Source records:
┄┄┄┄┄┄┄┄┄┄

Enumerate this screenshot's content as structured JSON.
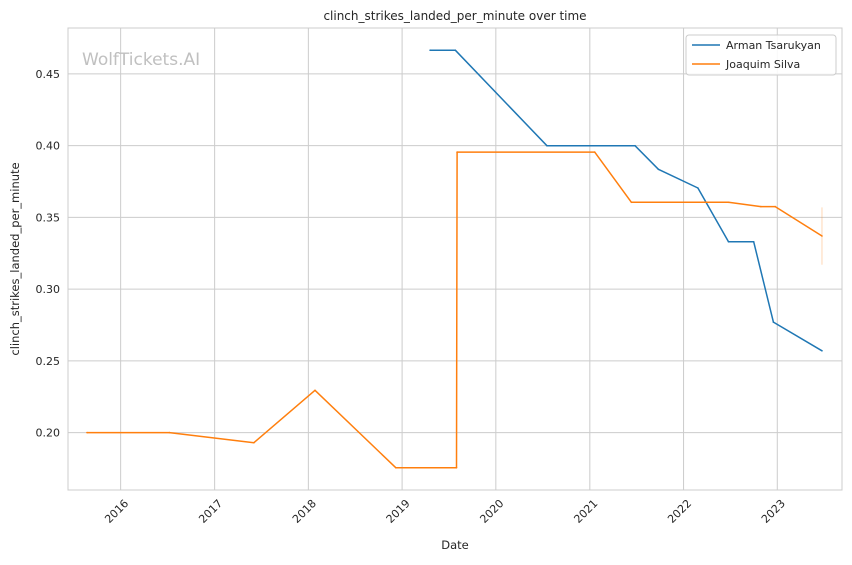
{
  "chart_data": {
    "type": "line",
    "title": "clinch_strikes_landed_per_minute over time",
    "xlabel": "Date",
    "ylabel": "clinch_strikes_landed_per_minute",
    "watermark": "WolfTickets.AI",
    "x_ticks": [
      "2016",
      "2017",
      "2018",
      "2019",
      "2020",
      "2021",
      "2022",
      "2023"
    ],
    "y_ticks": [
      "0.20",
      "0.25",
      "0.30",
      "0.35",
      "0.40",
      "0.45"
    ],
    "xlim": [
      "2015-06-10",
      "2023-09-10"
    ],
    "ylim": [
      0.16,
      0.482
    ],
    "grid": true,
    "legend_position": "top-right",
    "series": [
      {
        "name": "Arman Tsarukyan",
        "color": "#1f77b4",
        "points": [
          [
            "2019-04-20",
            0.4665
          ],
          [
            "2019-07-27",
            0.4665
          ],
          [
            "2020-07-18",
            0.4
          ],
          [
            "2021-06-26",
            0.4
          ],
          [
            "2021-09-25",
            0.3835
          ],
          [
            "2022-02-26",
            0.3705
          ],
          [
            "2022-06-25",
            0.333
          ],
          [
            "2022-10-01",
            0.333
          ],
          [
            "2022-12-17",
            0.277
          ],
          [
            "2023-06-24",
            0.257
          ]
        ]
      },
      {
        "name": "Joaquim Silva",
        "color": "#ff7f0e",
        "points": [
          [
            "2015-08-23",
            0.2
          ],
          [
            "2016-07-09",
            0.2
          ],
          [
            "2017-06-03",
            0.193
          ],
          [
            "2018-01-27",
            0.2295
          ],
          [
            "2018-12-08",
            0.1755
          ],
          [
            "2019-08-01",
            0.1755
          ],
          [
            "2019-08-03",
            0.3955
          ],
          [
            "2021-01-20",
            0.3955
          ],
          [
            "2021-06-12",
            0.3605
          ],
          [
            "2022-06-25",
            0.3605
          ],
          [
            "2022-10-29",
            0.3575
          ],
          [
            "2022-12-24",
            0.3575
          ],
          [
            "2023-06-24",
            0.337
          ]
        ]
      }
    ]
  }
}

┄┄┄┄┄┄┄┄┄┄

_TASK STATEMENT_
Can you restate all the records above word for word while dropping the pictures?

_ANSWER TO THIS EXERCISE_
Enumerate this screenshot's content as structured JSON.
{
  "chart_data": {
    "type": "line",
    "title": "clinch_strikes_landed_per_minute over time",
    "xlabel": "Date",
    "ylabel": "clinch_strikes_landed_per_minute",
    "watermark": "WolfTickets.AI",
    "x_ticks": [
      "2016",
      "2017",
      "2018",
      "2019",
      "2020",
      "2021",
      "2022",
      "2023"
    ],
    "y_ticks": [
      "0.20",
      "0.25",
      "0.30",
      "0.35",
      "0.40",
      "0.45"
    ],
    "xlim": [
      "2015-06-10",
      "2023-09-10"
    ],
    "ylim": [
      0.16,
      0.482
    ],
    "grid": true,
    "legend_position": "top-right",
    "series": [
      {
        "name": "Arman Tsarukyan",
        "color": "#1f77b4",
        "points": [
          [
            "2019-04-20",
            0.4665
          ],
          [
            "2019-07-27",
            0.4665
          ],
          [
            "2020-07-18",
            0.4
          ],
          [
            "2021-06-26",
            0.4
          ],
          [
            "2021-09-25",
            0.3835
          ],
          [
            "2022-02-26",
            0.3705
          ],
          [
            "2022-06-25",
            0.333
          ],
          [
            "2022-10-01",
            0.333
          ],
          [
            "2022-12-17",
            0.277
          ],
          [
            "2023-06-24",
            0.257
          ]
        ]
      },
      {
        "name": "Joaquim Silva",
        "color": "#ff7f0e",
        "points": [
          [
            "2015-08-23",
            0.2
          ],
          [
            "2016-07-09",
            0.2
          ],
          [
            "2017-06-03",
            0.193
          ],
          [
            "2018-01-27",
            0.2295
          ],
          [
            "2018-12-08",
            0.1755
          ],
          [
            "2019-08-01",
            0.1755
          ],
          [
            "2019-08-03",
            0.3955
          ],
          [
            "2021-01-20",
            0.3955
          ],
          [
            "2021-06-12",
            0.3605
          ],
          [
            "2022-06-25",
            0.3605
          ],
          [
            "2022-10-29",
            0.3575
          ],
          [
            "2022-12-24",
            0.3575
          ],
          [
            "2023-06-24",
            0.337
          ]
        ]
      }
    ]
  }
}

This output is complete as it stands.